» **Records for processing**:
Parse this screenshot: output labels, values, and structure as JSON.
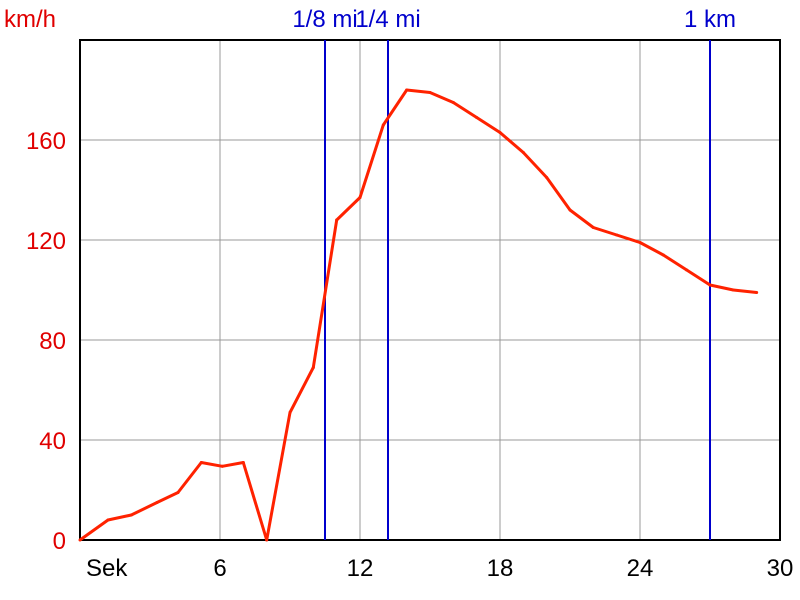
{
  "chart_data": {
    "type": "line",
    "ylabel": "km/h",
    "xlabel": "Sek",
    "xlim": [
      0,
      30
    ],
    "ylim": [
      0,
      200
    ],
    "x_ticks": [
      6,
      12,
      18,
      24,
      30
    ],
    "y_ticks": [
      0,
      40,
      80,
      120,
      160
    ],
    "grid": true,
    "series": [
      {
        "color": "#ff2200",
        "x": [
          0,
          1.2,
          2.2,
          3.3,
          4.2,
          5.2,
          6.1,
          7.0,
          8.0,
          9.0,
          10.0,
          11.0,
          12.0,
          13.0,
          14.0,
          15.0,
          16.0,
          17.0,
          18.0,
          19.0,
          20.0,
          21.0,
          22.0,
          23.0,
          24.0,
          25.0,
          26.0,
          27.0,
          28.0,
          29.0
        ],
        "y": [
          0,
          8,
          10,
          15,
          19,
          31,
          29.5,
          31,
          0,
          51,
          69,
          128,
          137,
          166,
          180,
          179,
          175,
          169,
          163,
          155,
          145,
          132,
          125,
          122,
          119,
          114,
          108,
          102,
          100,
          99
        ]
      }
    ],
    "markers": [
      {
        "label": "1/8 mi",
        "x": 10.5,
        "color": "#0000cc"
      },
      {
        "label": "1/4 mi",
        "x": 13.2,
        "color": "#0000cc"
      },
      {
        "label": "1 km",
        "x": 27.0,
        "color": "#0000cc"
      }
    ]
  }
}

---

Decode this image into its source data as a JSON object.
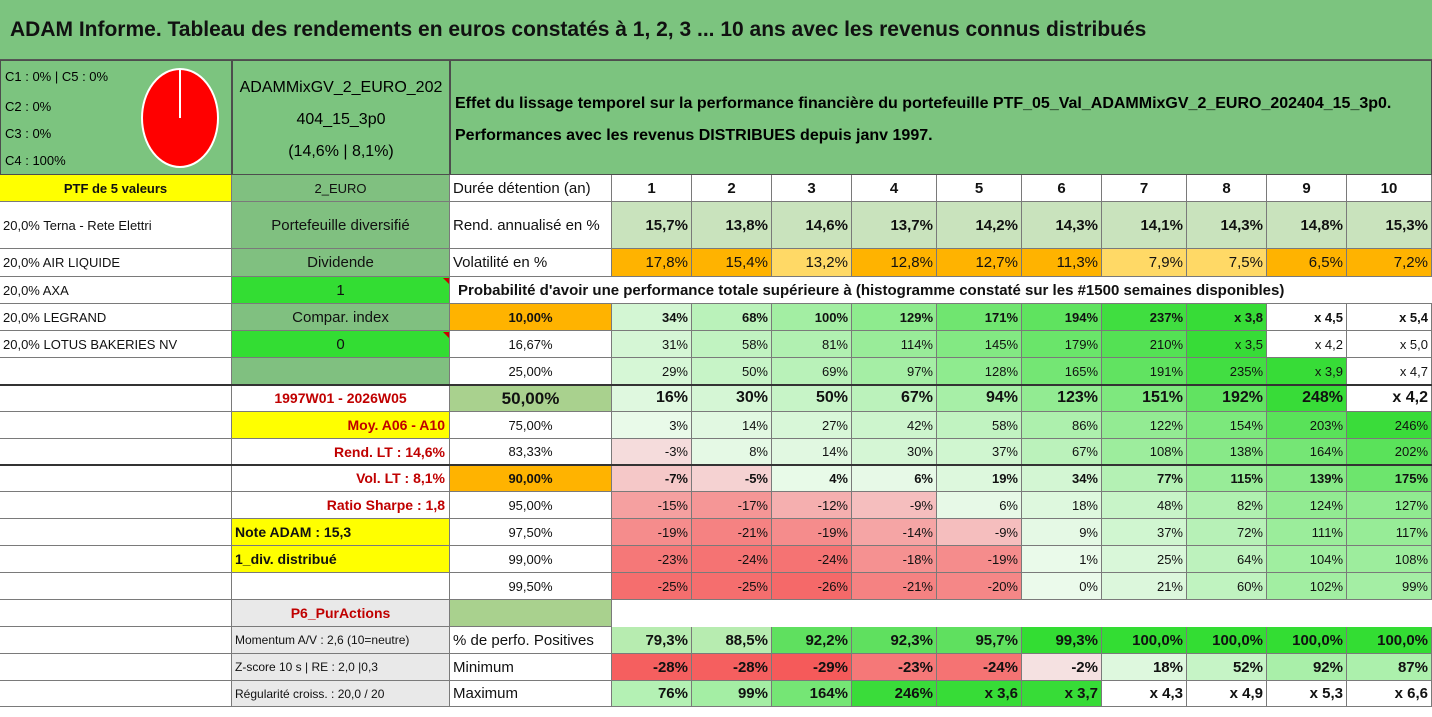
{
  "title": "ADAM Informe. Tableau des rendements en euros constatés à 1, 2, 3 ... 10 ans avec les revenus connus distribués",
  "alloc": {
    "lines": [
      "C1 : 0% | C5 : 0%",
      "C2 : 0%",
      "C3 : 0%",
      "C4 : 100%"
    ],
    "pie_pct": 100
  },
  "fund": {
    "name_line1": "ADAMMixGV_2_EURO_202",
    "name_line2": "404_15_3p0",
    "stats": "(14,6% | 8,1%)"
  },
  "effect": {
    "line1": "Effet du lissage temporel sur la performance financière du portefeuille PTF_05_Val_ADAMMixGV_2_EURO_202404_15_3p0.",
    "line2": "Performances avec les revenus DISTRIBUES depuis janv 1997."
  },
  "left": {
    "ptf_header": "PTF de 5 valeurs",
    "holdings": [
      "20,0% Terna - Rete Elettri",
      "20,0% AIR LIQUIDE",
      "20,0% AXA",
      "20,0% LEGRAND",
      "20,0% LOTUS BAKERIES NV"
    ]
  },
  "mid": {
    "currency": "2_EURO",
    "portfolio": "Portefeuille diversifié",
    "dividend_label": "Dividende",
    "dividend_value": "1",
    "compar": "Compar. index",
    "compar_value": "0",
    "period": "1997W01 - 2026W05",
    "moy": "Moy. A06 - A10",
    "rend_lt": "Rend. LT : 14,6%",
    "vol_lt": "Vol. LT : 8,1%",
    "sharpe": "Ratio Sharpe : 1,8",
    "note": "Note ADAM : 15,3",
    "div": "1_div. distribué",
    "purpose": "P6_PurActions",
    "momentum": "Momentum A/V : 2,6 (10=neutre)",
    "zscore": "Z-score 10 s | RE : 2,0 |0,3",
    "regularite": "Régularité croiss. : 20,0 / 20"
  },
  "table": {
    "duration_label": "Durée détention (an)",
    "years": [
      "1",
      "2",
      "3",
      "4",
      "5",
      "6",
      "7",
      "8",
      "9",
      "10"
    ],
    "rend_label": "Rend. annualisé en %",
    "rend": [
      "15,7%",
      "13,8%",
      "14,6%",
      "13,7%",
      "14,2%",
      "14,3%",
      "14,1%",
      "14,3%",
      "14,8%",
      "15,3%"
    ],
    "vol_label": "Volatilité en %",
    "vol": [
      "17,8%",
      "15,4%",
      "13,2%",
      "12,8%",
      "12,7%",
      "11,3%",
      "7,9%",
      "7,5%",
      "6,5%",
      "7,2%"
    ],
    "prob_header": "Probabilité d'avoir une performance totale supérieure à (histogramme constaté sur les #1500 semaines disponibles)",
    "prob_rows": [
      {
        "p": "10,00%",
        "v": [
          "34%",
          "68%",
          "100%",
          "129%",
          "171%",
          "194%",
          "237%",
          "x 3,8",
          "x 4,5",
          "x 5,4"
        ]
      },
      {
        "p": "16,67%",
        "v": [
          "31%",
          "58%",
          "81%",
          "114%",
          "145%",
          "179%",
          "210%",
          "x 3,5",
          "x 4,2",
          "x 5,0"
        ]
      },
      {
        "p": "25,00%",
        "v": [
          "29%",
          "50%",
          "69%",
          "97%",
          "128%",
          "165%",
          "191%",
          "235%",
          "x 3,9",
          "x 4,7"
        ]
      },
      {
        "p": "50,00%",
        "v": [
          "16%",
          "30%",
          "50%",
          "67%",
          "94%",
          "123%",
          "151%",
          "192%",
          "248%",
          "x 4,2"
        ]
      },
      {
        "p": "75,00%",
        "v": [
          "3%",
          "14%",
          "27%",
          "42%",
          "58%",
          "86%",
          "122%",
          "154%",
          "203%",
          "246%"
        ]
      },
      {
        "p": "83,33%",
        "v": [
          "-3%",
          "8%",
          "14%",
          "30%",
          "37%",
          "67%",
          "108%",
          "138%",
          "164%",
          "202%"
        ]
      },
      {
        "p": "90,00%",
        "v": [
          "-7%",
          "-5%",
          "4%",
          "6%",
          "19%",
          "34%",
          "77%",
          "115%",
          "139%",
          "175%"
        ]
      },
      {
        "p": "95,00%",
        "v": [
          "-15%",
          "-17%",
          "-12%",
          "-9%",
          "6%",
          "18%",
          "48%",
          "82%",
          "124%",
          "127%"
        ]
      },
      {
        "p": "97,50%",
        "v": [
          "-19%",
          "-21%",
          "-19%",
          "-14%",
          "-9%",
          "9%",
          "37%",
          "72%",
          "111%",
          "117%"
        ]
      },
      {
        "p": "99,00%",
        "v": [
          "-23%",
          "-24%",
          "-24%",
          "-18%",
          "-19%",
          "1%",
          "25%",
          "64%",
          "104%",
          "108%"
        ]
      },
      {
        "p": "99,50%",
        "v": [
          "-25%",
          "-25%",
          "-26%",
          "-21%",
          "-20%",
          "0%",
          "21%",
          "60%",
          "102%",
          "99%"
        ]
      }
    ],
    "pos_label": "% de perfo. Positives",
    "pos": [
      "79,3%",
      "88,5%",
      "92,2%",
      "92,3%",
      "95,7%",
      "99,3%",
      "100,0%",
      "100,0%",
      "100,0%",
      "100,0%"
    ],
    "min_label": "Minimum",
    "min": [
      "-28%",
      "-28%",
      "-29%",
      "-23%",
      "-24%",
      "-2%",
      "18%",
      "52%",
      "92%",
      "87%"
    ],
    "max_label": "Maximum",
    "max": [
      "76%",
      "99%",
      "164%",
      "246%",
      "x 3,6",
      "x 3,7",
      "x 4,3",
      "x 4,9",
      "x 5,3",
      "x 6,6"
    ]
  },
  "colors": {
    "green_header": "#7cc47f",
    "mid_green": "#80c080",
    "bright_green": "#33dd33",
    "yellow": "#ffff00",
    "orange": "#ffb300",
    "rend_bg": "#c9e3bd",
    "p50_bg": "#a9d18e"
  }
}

» **Goal**: Of all the lines in the entries, how many contain the word "avec"? Give only the number.

» **Solution for this problem**: 2